Exercise task
In the Genshiken 2 review, what kind of fantasy did the previous volume contain?

After a first volume that passed in a fog of reunion bliss and a second that took discomfiting humor so far that it was just plain discomfort, Genshiken 2's third and final volume manages to reclaim some of its charm—if only by cutting back on the faux porn. Too bad it can't quite shake the sense that the series' new animators are less interested in the lives of otaku than their sex lives. Where previous incarnations of the series were satisfied to discuss and slyly imply otaku sexual proclivities, Genshiken 2 hits you in the face with them. And it isn't a pleasant experience. This volume's "sex" sequence—a bit of lolicon eroge footage that develops into a just-plain-wrong fantasy involving Oguie—sits amongst the quietly real slice-of-life proceedings like a softcore turd, and the cosplay jiggle-cams aren't doing anyone any favors. If this volume improves on the last, it's in hitting us less often. The sequence is relatively brief, as are the other sundry fan-service shots, and blessedly alone. Compared to the previous volume's episode-long yaoi fantasy, that's kiddy stuff. Though seriously disruptive kiddy stuff.

Annotated element entries
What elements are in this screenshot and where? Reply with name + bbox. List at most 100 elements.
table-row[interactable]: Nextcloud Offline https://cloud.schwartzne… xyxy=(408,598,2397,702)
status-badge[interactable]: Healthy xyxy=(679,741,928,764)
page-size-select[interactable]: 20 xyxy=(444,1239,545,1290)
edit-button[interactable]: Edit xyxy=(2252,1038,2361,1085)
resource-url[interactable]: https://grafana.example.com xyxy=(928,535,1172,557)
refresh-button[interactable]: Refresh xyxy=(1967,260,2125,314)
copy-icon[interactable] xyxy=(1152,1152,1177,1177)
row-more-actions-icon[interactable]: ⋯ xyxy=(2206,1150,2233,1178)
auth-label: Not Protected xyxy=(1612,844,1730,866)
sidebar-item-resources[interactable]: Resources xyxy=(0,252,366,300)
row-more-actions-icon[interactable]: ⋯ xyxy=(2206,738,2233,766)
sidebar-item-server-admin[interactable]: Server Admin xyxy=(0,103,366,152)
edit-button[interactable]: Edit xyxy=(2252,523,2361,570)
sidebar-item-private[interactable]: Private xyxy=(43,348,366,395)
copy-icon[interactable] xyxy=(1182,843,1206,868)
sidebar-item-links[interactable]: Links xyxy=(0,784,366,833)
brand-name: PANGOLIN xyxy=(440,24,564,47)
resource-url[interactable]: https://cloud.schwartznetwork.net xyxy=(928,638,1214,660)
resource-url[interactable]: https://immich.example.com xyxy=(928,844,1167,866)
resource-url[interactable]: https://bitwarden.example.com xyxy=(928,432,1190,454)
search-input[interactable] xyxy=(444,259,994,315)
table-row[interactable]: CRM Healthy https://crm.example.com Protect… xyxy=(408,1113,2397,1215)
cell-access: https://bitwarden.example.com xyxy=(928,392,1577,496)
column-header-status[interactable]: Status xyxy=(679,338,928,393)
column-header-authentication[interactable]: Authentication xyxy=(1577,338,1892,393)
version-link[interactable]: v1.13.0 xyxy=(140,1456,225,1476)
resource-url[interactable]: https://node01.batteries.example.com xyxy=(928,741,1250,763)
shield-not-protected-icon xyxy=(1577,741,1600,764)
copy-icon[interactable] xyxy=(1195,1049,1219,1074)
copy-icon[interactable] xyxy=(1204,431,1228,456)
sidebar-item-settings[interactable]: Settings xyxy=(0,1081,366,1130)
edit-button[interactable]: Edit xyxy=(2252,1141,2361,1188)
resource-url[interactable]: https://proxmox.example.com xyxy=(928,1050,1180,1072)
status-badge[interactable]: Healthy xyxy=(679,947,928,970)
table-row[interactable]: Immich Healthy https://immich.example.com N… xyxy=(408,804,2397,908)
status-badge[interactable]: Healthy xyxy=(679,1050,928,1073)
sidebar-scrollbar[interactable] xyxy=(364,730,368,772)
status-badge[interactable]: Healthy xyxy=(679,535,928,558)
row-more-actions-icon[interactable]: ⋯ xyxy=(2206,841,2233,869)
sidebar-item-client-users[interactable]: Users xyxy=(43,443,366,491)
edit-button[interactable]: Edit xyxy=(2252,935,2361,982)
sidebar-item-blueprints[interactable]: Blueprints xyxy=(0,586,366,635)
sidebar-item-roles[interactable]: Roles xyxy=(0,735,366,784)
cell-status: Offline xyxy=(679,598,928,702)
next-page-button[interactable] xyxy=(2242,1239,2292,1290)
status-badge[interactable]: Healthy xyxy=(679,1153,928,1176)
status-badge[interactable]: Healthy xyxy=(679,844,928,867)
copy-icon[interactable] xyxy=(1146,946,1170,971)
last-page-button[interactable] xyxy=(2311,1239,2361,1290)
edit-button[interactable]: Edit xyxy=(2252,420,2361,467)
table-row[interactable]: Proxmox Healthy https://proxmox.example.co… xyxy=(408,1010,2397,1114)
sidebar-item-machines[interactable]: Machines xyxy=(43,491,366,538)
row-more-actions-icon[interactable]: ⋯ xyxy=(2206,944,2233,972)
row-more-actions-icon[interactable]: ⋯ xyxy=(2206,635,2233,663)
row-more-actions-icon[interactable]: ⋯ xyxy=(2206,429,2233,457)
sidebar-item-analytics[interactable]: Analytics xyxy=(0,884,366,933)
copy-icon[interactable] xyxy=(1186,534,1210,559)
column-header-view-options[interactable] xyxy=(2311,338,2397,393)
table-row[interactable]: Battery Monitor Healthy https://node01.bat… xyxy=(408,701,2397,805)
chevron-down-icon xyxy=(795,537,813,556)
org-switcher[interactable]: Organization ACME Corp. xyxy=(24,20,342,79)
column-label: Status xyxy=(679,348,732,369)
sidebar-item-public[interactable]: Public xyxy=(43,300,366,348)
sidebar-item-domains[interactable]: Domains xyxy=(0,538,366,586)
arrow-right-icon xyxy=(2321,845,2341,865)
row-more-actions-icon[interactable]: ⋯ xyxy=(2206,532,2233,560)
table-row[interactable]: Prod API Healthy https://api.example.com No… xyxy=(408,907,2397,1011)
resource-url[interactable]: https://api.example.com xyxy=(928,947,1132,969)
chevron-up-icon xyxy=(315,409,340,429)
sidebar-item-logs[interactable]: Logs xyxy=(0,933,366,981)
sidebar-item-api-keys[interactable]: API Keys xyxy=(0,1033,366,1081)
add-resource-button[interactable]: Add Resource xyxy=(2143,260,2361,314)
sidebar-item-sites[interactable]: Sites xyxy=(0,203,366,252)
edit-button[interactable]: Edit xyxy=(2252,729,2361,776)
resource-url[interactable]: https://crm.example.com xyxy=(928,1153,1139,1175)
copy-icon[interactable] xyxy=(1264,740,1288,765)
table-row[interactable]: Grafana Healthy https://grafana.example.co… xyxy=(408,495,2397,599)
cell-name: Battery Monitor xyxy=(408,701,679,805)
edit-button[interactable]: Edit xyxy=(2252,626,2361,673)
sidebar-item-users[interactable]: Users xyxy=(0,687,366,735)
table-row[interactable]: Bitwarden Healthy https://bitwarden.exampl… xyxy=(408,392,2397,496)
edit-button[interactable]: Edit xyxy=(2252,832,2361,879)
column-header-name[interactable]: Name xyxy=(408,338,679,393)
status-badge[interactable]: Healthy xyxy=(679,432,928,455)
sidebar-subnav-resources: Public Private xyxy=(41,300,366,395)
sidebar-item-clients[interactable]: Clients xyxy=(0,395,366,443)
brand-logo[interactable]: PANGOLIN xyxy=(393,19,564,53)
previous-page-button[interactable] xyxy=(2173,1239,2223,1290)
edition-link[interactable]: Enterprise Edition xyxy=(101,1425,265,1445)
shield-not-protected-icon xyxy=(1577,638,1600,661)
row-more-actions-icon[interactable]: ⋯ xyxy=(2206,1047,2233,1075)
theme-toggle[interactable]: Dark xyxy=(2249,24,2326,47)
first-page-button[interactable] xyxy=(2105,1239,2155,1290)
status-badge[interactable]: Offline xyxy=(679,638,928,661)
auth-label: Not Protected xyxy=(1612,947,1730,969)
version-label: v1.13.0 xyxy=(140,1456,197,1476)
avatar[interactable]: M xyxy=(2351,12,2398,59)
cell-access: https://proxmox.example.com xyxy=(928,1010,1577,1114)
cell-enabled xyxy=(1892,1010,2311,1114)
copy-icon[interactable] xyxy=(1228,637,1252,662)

Response to the task
An episode-long yaoi fantasy.